** Start of Records shown **

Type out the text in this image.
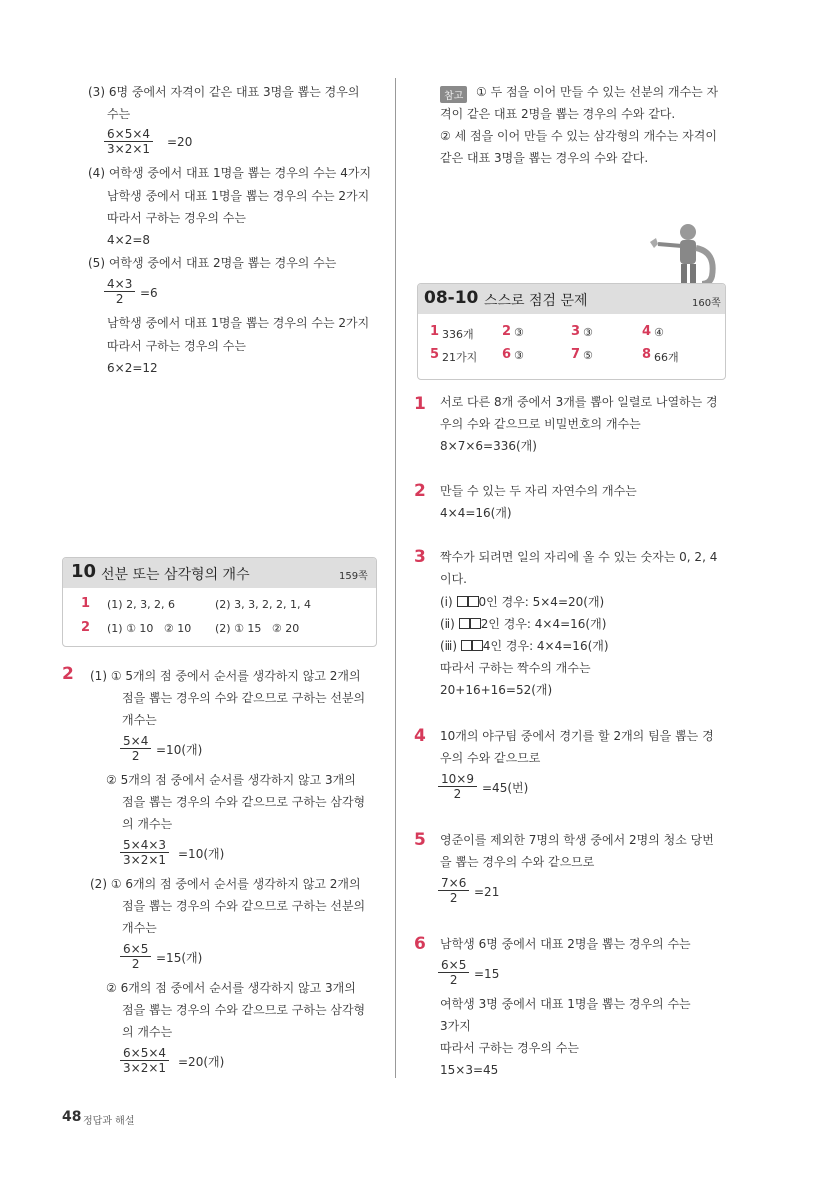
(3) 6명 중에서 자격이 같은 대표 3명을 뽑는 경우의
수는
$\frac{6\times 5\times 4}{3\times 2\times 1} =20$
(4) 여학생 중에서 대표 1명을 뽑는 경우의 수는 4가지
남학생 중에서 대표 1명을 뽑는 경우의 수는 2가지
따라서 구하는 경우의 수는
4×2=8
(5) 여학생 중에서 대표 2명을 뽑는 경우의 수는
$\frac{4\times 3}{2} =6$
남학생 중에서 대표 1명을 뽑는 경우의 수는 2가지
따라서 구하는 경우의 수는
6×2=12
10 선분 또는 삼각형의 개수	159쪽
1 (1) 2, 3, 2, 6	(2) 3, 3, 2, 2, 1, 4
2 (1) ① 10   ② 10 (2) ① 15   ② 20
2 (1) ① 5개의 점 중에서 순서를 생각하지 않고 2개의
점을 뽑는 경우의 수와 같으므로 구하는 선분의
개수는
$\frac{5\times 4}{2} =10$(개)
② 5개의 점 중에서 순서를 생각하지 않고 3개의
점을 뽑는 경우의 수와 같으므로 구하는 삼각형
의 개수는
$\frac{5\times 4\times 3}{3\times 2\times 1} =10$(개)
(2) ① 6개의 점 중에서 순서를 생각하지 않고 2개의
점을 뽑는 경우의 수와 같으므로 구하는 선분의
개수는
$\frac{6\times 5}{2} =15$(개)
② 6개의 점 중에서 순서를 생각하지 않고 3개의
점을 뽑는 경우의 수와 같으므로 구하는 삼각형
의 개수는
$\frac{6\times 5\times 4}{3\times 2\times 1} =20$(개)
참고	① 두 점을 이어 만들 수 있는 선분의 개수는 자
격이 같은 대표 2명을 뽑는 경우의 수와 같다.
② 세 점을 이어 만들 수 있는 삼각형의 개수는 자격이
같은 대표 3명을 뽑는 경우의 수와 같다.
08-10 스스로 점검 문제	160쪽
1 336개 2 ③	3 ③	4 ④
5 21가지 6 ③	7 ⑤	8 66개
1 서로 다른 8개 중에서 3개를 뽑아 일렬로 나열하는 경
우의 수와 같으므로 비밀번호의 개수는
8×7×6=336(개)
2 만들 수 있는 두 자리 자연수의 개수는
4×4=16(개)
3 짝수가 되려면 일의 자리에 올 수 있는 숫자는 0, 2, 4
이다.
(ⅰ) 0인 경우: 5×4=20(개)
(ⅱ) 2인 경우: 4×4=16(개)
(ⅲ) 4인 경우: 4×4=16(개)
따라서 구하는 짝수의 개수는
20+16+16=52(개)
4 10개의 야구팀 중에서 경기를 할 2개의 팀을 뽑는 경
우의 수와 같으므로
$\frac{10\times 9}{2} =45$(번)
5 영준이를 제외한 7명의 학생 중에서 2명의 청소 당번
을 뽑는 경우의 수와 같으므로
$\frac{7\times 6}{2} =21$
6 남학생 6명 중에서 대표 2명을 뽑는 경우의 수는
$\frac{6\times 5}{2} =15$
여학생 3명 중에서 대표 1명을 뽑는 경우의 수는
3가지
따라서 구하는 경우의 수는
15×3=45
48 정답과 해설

** End of Records shown **

Request
Which lines contain "생각하지"? Copy each of them out.

Final answer
2 (1) ① 5개의 점 중에서 순서를 생각하지 않고 2개의
② 5개의 점 중에서 순서를 생각하지 않고 3개의
(2) ① 6개의 점 중에서 순서를 생각하지 않고 2개의
② 6개의 점 중에서 순서를 생각하지 않고 3개의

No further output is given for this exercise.